Count lines, not occurrences: give the number of lines holding the word "μέρος", and nothing besides.

··········

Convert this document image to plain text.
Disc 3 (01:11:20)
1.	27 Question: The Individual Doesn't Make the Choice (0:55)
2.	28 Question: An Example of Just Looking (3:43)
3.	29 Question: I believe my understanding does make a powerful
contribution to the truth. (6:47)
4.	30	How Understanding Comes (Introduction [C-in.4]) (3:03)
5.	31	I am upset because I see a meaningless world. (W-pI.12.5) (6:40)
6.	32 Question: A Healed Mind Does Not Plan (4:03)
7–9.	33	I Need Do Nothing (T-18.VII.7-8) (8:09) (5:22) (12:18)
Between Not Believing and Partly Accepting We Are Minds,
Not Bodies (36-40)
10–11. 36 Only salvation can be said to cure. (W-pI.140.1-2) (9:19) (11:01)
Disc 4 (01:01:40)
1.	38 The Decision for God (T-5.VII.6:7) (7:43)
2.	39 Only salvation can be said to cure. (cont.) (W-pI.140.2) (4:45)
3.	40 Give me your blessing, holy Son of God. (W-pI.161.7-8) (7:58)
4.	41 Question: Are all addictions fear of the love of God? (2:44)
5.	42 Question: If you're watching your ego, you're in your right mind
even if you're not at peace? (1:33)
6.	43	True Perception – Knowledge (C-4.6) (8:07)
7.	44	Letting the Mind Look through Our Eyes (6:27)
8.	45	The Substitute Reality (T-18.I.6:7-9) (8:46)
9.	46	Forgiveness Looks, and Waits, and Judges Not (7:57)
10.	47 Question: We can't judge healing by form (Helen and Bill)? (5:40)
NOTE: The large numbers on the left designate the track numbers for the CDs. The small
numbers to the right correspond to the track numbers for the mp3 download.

··········

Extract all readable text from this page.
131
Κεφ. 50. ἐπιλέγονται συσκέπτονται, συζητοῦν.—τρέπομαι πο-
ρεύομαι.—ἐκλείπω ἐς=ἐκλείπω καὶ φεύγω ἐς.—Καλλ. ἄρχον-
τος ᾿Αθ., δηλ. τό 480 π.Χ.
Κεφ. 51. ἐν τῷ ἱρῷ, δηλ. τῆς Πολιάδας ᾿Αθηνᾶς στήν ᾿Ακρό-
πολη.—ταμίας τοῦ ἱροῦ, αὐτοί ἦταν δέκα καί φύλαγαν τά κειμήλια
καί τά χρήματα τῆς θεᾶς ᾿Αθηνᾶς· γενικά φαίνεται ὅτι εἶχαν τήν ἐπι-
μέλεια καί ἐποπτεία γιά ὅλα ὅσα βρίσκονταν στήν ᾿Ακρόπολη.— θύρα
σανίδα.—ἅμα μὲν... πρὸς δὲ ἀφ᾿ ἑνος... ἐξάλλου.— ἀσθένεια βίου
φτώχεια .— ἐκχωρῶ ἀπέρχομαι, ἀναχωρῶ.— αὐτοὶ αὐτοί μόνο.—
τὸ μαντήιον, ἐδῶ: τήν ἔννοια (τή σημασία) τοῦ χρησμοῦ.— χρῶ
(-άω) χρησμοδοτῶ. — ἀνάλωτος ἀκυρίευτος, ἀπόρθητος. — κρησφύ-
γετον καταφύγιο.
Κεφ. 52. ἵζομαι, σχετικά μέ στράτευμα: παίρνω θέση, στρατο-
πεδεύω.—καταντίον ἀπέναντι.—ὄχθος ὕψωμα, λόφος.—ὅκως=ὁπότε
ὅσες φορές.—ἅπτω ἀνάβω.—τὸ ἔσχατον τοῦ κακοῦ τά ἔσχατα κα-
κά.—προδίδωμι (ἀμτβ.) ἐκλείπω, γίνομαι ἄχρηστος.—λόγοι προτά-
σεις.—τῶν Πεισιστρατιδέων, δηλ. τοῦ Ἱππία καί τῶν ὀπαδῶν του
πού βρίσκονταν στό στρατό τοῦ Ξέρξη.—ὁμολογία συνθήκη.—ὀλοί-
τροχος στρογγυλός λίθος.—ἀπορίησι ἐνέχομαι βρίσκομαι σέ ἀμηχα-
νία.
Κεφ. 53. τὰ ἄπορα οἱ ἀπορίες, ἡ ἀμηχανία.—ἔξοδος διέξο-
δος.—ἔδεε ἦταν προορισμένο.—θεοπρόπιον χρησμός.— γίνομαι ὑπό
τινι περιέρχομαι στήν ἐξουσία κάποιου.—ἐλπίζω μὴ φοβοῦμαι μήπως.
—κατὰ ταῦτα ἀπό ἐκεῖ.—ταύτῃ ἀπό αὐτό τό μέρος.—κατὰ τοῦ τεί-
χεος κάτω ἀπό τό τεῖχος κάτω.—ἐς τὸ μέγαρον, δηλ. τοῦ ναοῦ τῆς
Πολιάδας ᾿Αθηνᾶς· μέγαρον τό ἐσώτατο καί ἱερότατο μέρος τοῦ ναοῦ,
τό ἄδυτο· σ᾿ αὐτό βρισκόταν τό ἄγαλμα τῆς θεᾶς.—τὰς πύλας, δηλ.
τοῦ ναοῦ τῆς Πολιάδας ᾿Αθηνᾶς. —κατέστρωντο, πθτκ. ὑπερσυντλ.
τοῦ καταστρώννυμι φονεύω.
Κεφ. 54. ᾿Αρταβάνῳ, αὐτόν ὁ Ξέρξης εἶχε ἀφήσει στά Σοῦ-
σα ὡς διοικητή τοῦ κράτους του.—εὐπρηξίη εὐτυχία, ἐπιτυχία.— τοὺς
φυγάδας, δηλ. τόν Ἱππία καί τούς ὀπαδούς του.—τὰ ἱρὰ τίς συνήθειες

··········

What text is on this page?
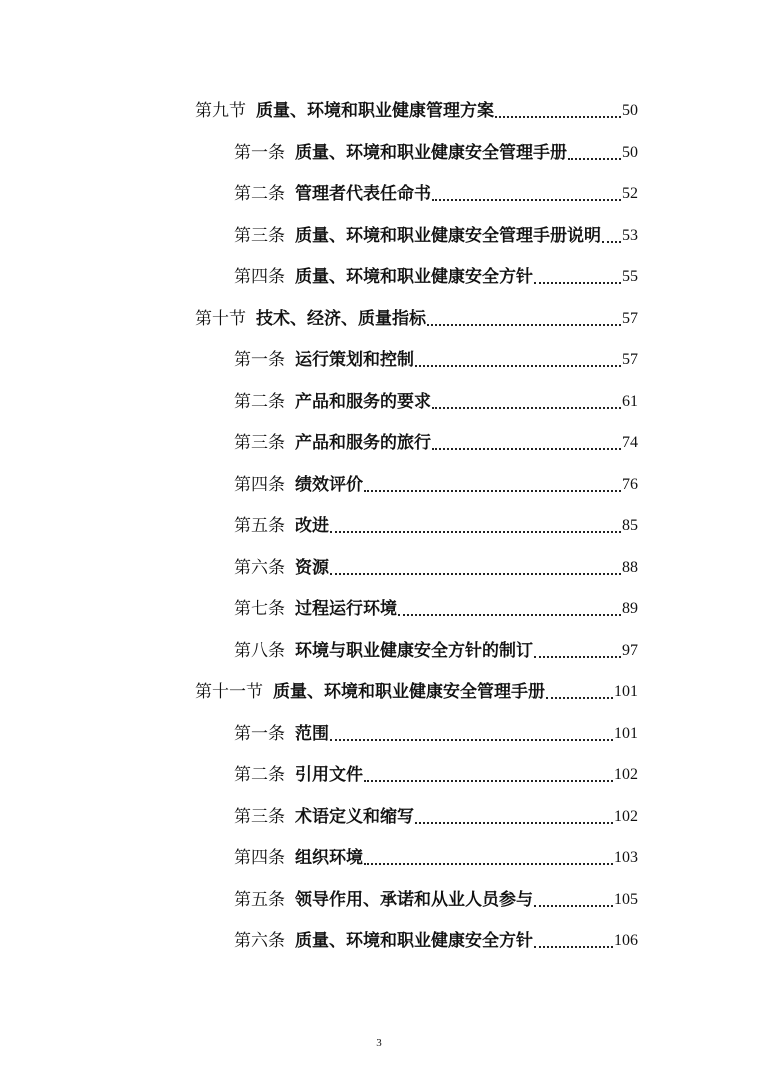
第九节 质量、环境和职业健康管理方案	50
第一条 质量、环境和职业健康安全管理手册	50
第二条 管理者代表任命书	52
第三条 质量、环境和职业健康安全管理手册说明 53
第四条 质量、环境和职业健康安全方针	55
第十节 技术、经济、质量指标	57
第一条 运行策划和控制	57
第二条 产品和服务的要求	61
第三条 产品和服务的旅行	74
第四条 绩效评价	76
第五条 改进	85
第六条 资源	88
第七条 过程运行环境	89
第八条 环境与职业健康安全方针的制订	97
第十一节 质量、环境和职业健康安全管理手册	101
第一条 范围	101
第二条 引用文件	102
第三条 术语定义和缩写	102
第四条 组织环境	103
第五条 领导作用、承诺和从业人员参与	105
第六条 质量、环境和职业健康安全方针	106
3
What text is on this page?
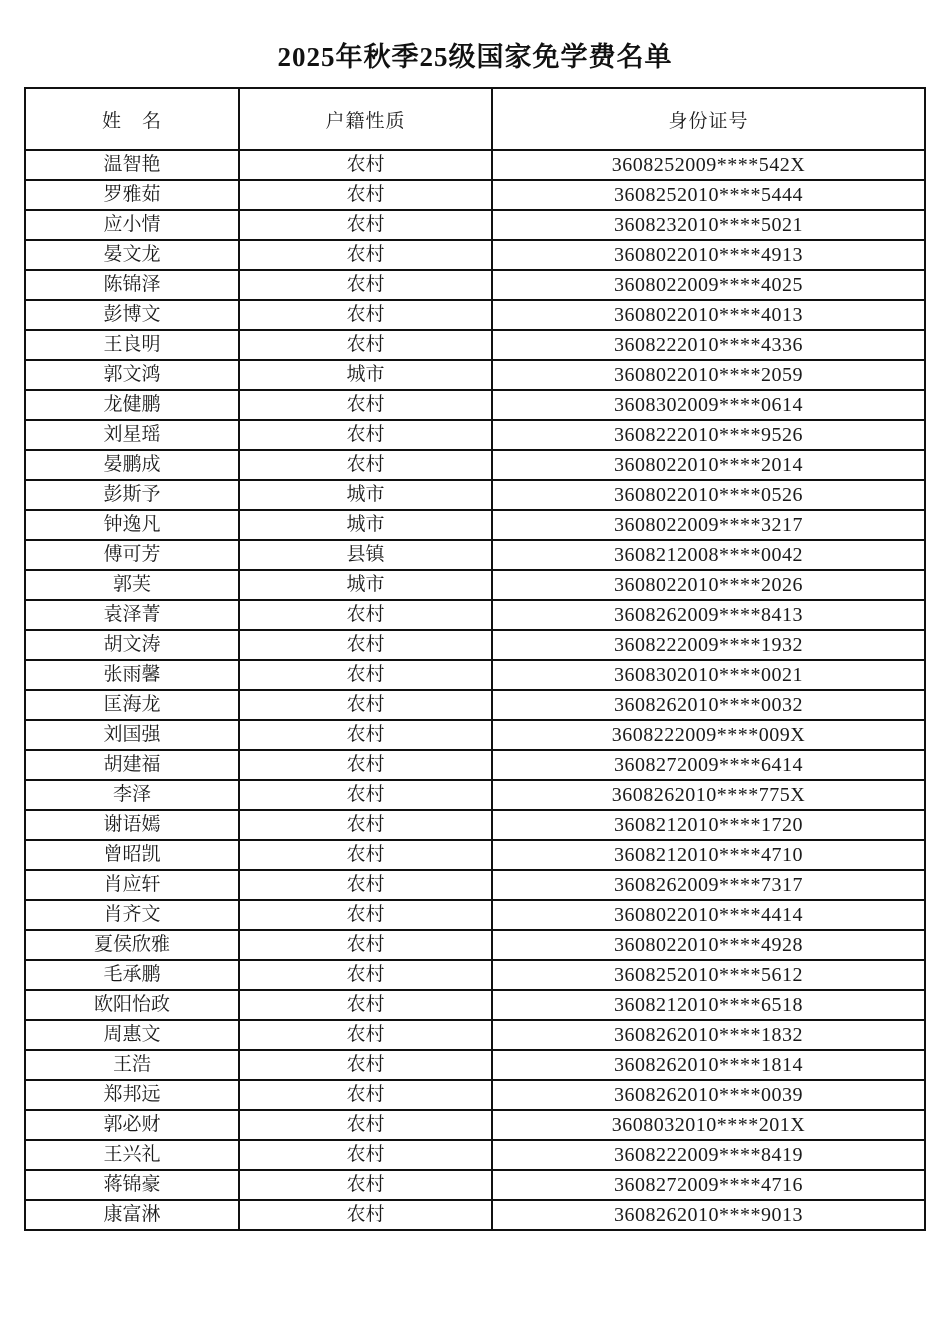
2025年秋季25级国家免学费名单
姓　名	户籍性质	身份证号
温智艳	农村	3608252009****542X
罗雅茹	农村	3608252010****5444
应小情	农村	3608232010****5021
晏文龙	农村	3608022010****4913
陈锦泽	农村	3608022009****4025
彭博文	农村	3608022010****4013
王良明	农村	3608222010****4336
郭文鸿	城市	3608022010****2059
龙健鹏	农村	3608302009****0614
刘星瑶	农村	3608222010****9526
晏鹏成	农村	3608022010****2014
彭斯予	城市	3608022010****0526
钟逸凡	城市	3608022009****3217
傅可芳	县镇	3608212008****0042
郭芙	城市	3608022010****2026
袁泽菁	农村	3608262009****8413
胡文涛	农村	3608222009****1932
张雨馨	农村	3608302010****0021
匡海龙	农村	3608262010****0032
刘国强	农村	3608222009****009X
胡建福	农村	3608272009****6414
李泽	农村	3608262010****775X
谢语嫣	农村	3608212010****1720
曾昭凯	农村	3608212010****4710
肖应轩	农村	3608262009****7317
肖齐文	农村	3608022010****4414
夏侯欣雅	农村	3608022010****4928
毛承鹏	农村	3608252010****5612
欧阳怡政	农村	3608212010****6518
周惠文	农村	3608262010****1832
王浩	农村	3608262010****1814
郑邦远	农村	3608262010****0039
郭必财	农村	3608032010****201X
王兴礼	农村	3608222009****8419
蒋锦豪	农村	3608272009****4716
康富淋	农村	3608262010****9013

··········

_OUTPUT FOR THIS TASK_
2